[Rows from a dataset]
──────────────────────────────

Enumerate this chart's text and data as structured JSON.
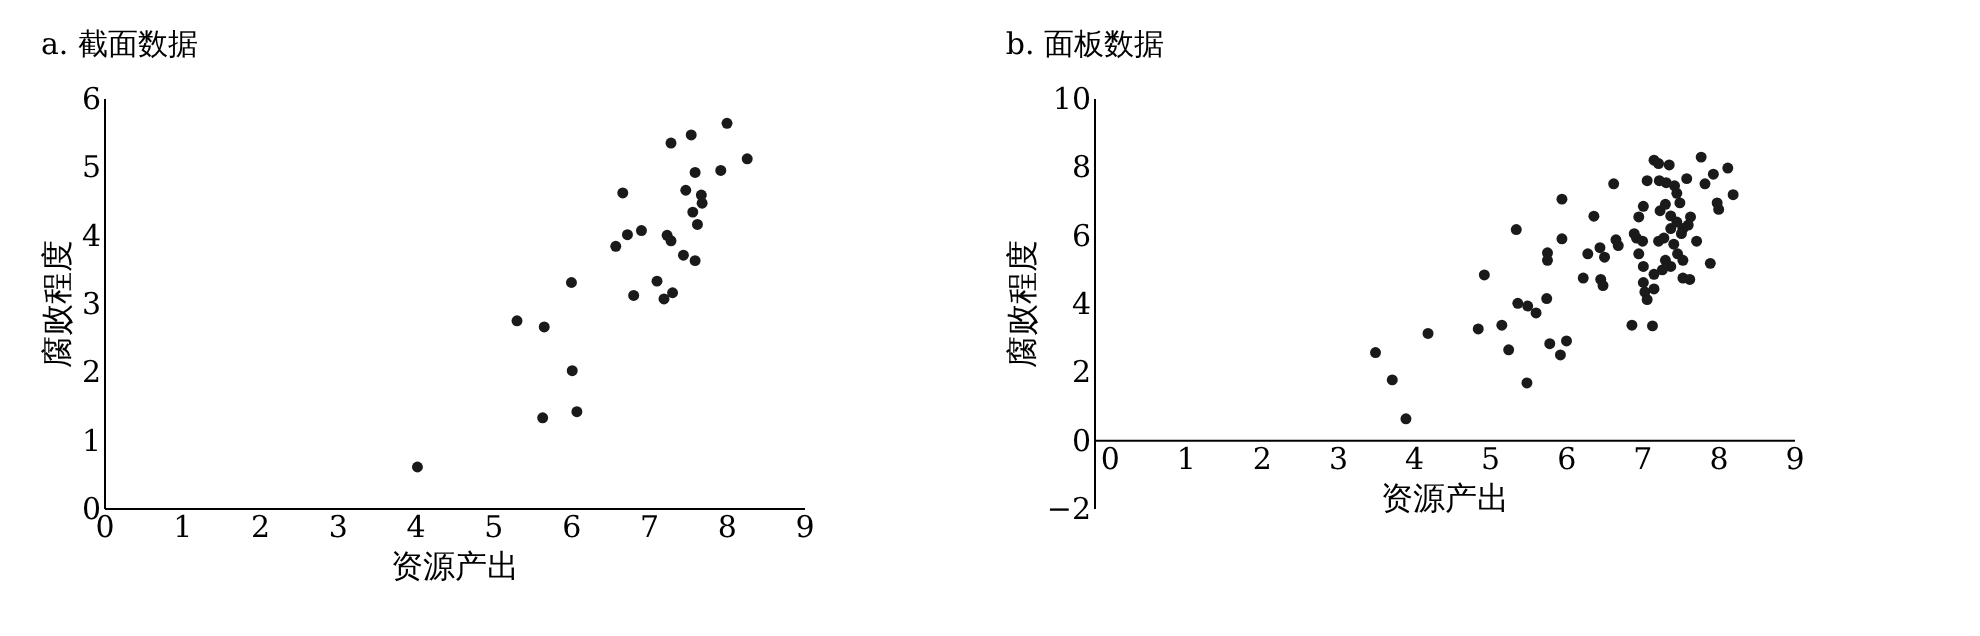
{
  "chart_data": [
    {
      "type": "scatter",
      "title": "a. 截面数据",
      "xlabel": "资源产出",
      "ylabel": "腐败程度",
      "color": "#1a1a1a",
      "marker": "circle",
      "grid": false,
      "x": [
        4.03,
        5.31,
        5.66,
        5.64,
        6.01,
        6.02,
        6.08,
        6.58,
        6.67,
        6.73,
        6.91,
        6.81,
        7.11,
        7.2,
        7.31,
        7.24,
        7.29,
        7.29,
        7.55,
        7.45,
        7.6,
        7.48,
        7.6,
        7.57,
        7.63,
        7.68,
        7.69,
        7.93,
        8.01,
        8.27
      ],
      "values": [
        0.6,
        2.74,
        2.65,
        1.32,
        3.3,
        2.01,
        1.41,
        3.83,
        4.61,
        4.0,
        4.06,
        3.11,
        3.32,
        3.06,
        3.15,
        3.99,
        3.91,
        5.34,
        5.46,
        3.7,
        3.62,
        4.65,
        4.91,
        4.33,
        4.15,
        4.58,
        4.46,
        4.94,
        5.63,
        5.11
      ],
      "xlim": [
        0,
        9
      ],
      "ylim": [
        0,
        6
      ],
      "xticks": [
        0,
        1,
        2,
        3,
        4,
        5,
        6,
        7,
        8,
        9
      ],
      "yticks": [
        0,
        1,
        2,
        3,
        4,
        5,
        6
      ]
    },
    {
      "type": "scatter",
      "title": "b. 面板数据",
      "xlabel": "资源产出",
      "ylabel": "腐败程度",
      "color": "#1a1a1a",
      "marker": "circle",
      "grid": false,
      "x": [
        3.5,
        3.72,
        3.9,
        4.19,
        4.85,
        4.93,
        5.16,
        5.25,
        5.35,
        5.37,
        5.5,
        5.49,
        5.61,
        5.75,
        5.76,
        5.76,
        5.79,
        5.93,
        6.01,
        5.95,
        5.95,
        6.23,
        6.29,
        6.37,
        6.45,
        6.46,
        6.49,
        6.51,
        6.63,
        6.66,
        6.69,
        6.87,
        7.14,
        6.9,
        6.93,
        6.96,
        6.96,
        7.02,
        7.01,
        7.02,
        7.02,
        7.04,
        7.07,
        7.16,
        7.16,
        7.07,
        7.16,
        7.22,
        7.36,
        7.23,
        7.32,
        7.43,
        7.59,
        7.24,
        7.31,
        7.38,
        7.46,
        7.5,
        7.22,
        7.29,
        7.38,
        7.42,
        7.46,
        7.54,
        7.61,
        7.64,
        7.52,
        7.31,
        7.38,
        7.47,
        7.54,
        7.27,
        7.54,
        7.63,
        7.72,
        7.78,
        7.83,
        7.94,
        8.13,
        7.99,
        8.01,
        7.9,
        8.2
      ],
      "values": [
        2.55,
        1.75,
        0.61,
        3.11,
        3.24,
        4.82,
        3.35,
        2.63,
        6.15,
        3.99,
        3.91,
        1.66,
        3.71,
        4.13,
        5.47,
        5.25,
        2.81,
        2.48,
        2.89,
        7.04,
        5.88,
        4.73,
        5.44,
        6.54,
        5.62,
        4.69,
        4.51,
        5.34,
        7.49,
        5.85,
        5.68,
        3.35,
        3.33,
        6.03,
        5.9,
        5.44,
        6.52,
        6.83,
        5.81,
        5.07,
        4.6,
        4.32,
        4.1,
        4.41,
        4.84,
        7.58,
        8.18,
        8.08,
        8.04,
        7.58,
        7.52,
        7.43,
        7.64,
        6.7,
        6.89,
        6.55,
        7.21,
        6.93,
        5.81,
        5.9,
        6.18,
        5.72,
        6.37,
        6.18,
        6.28,
        6.52,
        6.03,
        5.25,
        5.07,
        5.44,
        5.25,
        4.97,
        4.73,
        4.69,
        5.81,
        8.27,
        7.49,
        7.77,
        7.95,
        6.93,
        6.74,
        5.16,
        7.17
      ],
      "xlim": [
        -0.2,
        9
      ],
      "ylim": [
        -2,
        10
      ],
      "xticks": [
        0,
        1,
        2,
        3,
        4,
        5,
        6,
        7,
        8,
        9
      ],
      "yticks": [
        -2,
        0,
        2,
        4,
        6,
        8,
        10
      ]
    }
  ]
}
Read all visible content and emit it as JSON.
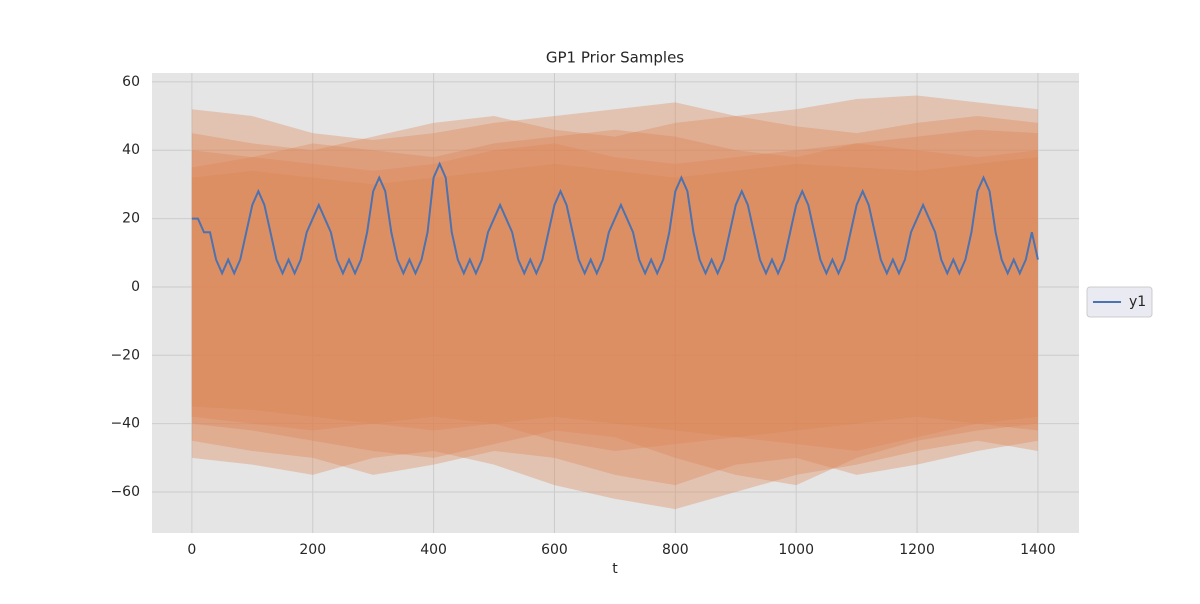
{
  "chart_data": {
    "type": "line",
    "title": "GP1 Prior Samples",
    "xlabel": "t",
    "x": [
      0,
      10,
      20,
      30,
      40,
      50,
      60,
      70,
      80,
      90,
      100,
      110,
      120,
      130,
      140,
      150,
      160,
      170,
      180,
      190,
      200,
      210,
      220,
      230,
      240,
      250,
      260,
      270,
      280,
      290,
      300,
      310,
      320,
      330,
      340,
      350,
      360,
      370,
      380,
      390,
      400,
      410,
      420,
      430,
      440,
      450,
      460,
      470,
      480,
      490,
      500,
      510,
      520,
      530,
      540,
      550,
      560,
      570,
      580,
      590,
      600,
      610,
      620,
      630,
      640,
      650,
      660,
      670,
      680,
      690,
      700,
      710,
      720,
      730,
      740,
      750,
      760,
      770,
      780,
      790,
      800,
      810,
      820,
      830,
      840,
      850,
      860,
      870,
      880,
      890,
      900,
      910,
      920,
      930,
      940,
      950,
      960,
      970,
      980,
      990,
      1000,
      1010,
      1020,
      1030,
      1040,
      1050,
      1060,
      1070,
      1080,
      1090,
      1100,
      1110,
      1120,
      1130,
      1140,
      1150,
      1160,
      1170,
      1180,
      1190,
      1200,
      1210,
      1220,
      1230,
      1240,
      1250,
      1260,
      1270,
      1280,
      1290,
      1300,
      1310,
      1320,
      1330,
      1340,
      1350,
      1360,
      1370,
      1380,
      1390,
      1400
    ],
    "series": [
      {
        "name": "y1",
        "color": "#4c72b0",
        "values": [
          20,
          20,
          16,
          16,
          8,
          4,
          8,
          4,
          8,
          16,
          24,
          28,
          24,
          16,
          8,
          4,
          8,
          4,
          8,
          16,
          20,
          24,
          20,
          16,
          8,
          4,
          8,
          4,
          8,
          16,
          28,
          32,
          28,
          16,
          8,
          4,
          8,
          4,
          8,
          16,
          32,
          36,
          32,
          16,
          8,
          4,
          8,
          4,
          8,
          16,
          20,
          24,
          20,
          16,
          8,
          4,
          8,
          4,
          8,
          16,
          24,
          28,
          24,
          16,
          8,
          4,
          8,
          4,
          8,
          16,
          20,
          24,
          20,
          16,
          8,
          4,
          8,
          4,
          8,
          16,
          28,
          32,
          28,
          16,
          8,
          4,
          8,
          4,
          8,
          16,
          24,
          28,
          24,
          16,
          8,
          4,
          8,
          4,
          8,
          16,
          24,
          28,
          24,
          16,
          8,
          4,
          8,
          4,
          8,
          16,
          24,
          28,
          24,
          16,
          8,
          4,
          8,
          4,
          8,
          16,
          20,
          24,
          20,
          16,
          8,
          4,
          8,
          4,
          8,
          16,
          28,
          32,
          28,
          16,
          8,
          4,
          8,
          4,
          8,
          16,
          8
        ]
      }
    ],
    "bands": {
      "color": "#dd8452",
      "opacity": 0.35,
      "x": [
        0,
        100,
        200,
        300,
        400,
        500,
        600,
        700,
        800,
        900,
        1000,
        1100,
        1200,
        1300,
        1400
      ],
      "samples": [
        {
          "upper": [
            52,
            50,
            45,
            43,
            45,
            48,
            50,
            52,
            54,
            50,
            52,
            55,
            56,
            54,
            52
          ],
          "lower": [
            -50,
            -52,
            -55,
            -50,
            -48,
            -52,
            -58,
            -62,
            -65,
            -60,
            -55,
            -52,
            -48,
            -45,
            -48
          ]
        },
        {
          "upper": [
            45,
            42,
            40,
            44,
            48,
            50,
            46,
            44,
            48,
            50,
            47,
            45,
            48,
            50,
            48
          ],
          "lower": [
            -45,
            -48,
            -50,
            -55,
            -52,
            -48,
            -50,
            -55,
            -58,
            -52,
            -50,
            -55,
            -52,
            -48,
            -45
          ]
        },
        {
          "upper": [
            40,
            38,
            42,
            40,
            38,
            42,
            44,
            46,
            44,
            40,
            38,
            42,
            44,
            46,
            45
          ],
          "lower": [
            -40,
            -42,
            -45,
            -48,
            -50,
            -46,
            -42,
            -44,
            -50,
            -55,
            -58,
            -50,
            -45,
            -42,
            -40
          ]
        },
        {
          "upper": [
            35,
            38,
            36,
            34,
            36,
            40,
            42,
            38,
            36,
            38,
            40,
            42,
            40,
            38,
            40
          ],
          "lower": [
            -38,
            -40,
            -42,
            -40,
            -38,
            -40,
            -45,
            -48,
            -46,
            -44,
            -46,
            -48,
            -44,
            -40,
            -42
          ]
        },
        {
          "upper": [
            32,
            34,
            32,
            30,
            32,
            34,
            36,
            34,
            32,
            34,
            36,
            35,
            34,
            36,
            38
          ],
          "lower": [
            -35,
            -36,
            -38,
            -40,
            -42,
            -40,
            -38,
            -40,
            -42,
            -44,
            -42,
            -40,
            -38,
            -40,
            -38
          ]
        }
      ]
    },
    "xlim": [
      -66,
      1468
    ],
    "ylim": [
      -72,
      62.6
    ],
    "xticks": [
      0,
      200,
      400,
      600,
      800,
      1000,
      1200,
      1400
    ],
    "yticks": [
      {
        "value": -60,
        "label": "−60"
      },
      {
        "value": -40,
        "label": "−40"
      },
      {
        "value": -20,
        "label": "−20"
      },
      0,
      20,
      40,
      60
    ],
    "grid": true,
    "legend": "right"
  }
}
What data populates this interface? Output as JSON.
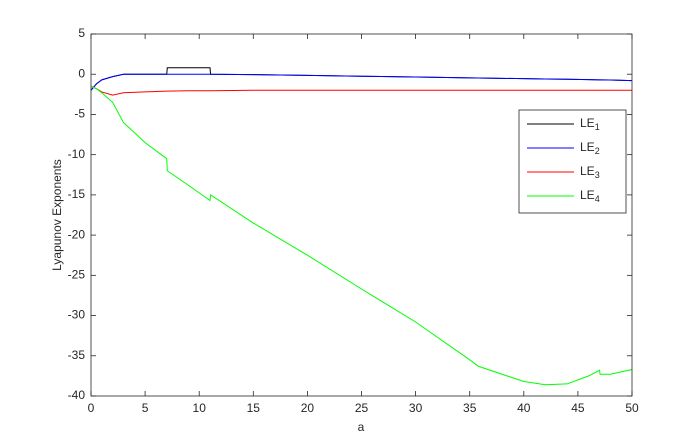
{
  "chart_data": {
    "type": "line",
    "xlabel": "a",
    "ylabel": "Lyapunov Exponents",
    "x": [
      0,
      0.5,
      1,
      2,
      3,
      5,
      7,
      7.05,
      9,
      11,
      11.05,
      15,
      20,
      25,
      30,
      35,
      35.8,
      40,
      42,
      44,
      46,
      47,
      47.05,
      48,
      50
    ],
    "series": [
      {
        "name": "LE1",
        "color": "#000000",
        "values": [
          -2,
          -1.2,
          -0.7,
          -0.3,
          0,
          0,
          0,
          0.8,
          0.8,
          0.8,
          0,
          -0.05,
          -0.15,
          -0.25,
          -0.35,
          -0.45,
          -0.47,
          -0.55,
          -0.6,
          -0.63,
          -0.67,
          -0.7,
          -0.7,
          -0.72,
          -0.8
        ]
      },
      {
        "name": "LE2",
        "color": "#0000ff",
        "values": [
          -2,
          -1.2,
          -0.7,
          -0.3,
          0,
          0,
          0,
          0,
          0,
          0,
          0,
          -0.05,
          -0.15,
          -0.25,
          -0.35,
          -0.45,
          -0.47,
          -0.55,
          -0.6,
          -0.63,
          -0.67,
          -0.7,
          -0.7,
          -0.72,
          -0.8
        ]
      },
      {
        "name": "LE3",
        "color": "#ff0000",
        "values": [
          -1.5,
          -1.8,
          -2.2,
          -2.6,
          -2.3,
          -2.2,
          -2.1,
          -2.1,
          -2.05,
          -2.05,
          -2.05,
          -2,
          -2,
          -2,
          -2,
          -2,
          -2,
          -2,
          -2,
          -2,
          -2,
          -2,
          -2,
          -2,
          -2
        ]
      },
      {
        "name": "LE4",
        "color": "#00ff00",
        "values": [
          -1.5,
          -1.8,
          -2.3,
          -3.5,
          -6,
          -8.5,
          -10.5,
          -12,
          -13.8,
          -15.7,
          -15,
          -18.5,
          -22.5,
          -26.7,
          -30.8,
          -35.5,
          -36.3,
          -38.2,
          -38.6,
          -38.5,
          -37.5,
          -36.8,
          -37.3,
          -37.3,
          -36.7
        ]
      }
    ],
    "xlim": [
      0,
      50
    ],
    "xticks": [
      0,
      5,
      10,
      15,
      20,
      25,
      30,
      35,
      40,
      45,
      50
    ],
    "ylim": [
      -40,
      5
    ],
    "yticks": [
      -40,
      -35,
      -30,
      -25,
      -20,
      -15,
      -10,
      -5,
      0,
      5
    ],
    "grid": false,
    "legend": "upper right"
  }
}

──────────────────────────────

- **WHAT THE TASK REQUIRES**
Check each line of the entries above, and show every one holding the word "xlabel".

- **EXERCISE ANSWER**
      "xlabel": "资源产出",
      "xlabel": "资源产出",
    "xlabel": "t",
    "xlabel": "a",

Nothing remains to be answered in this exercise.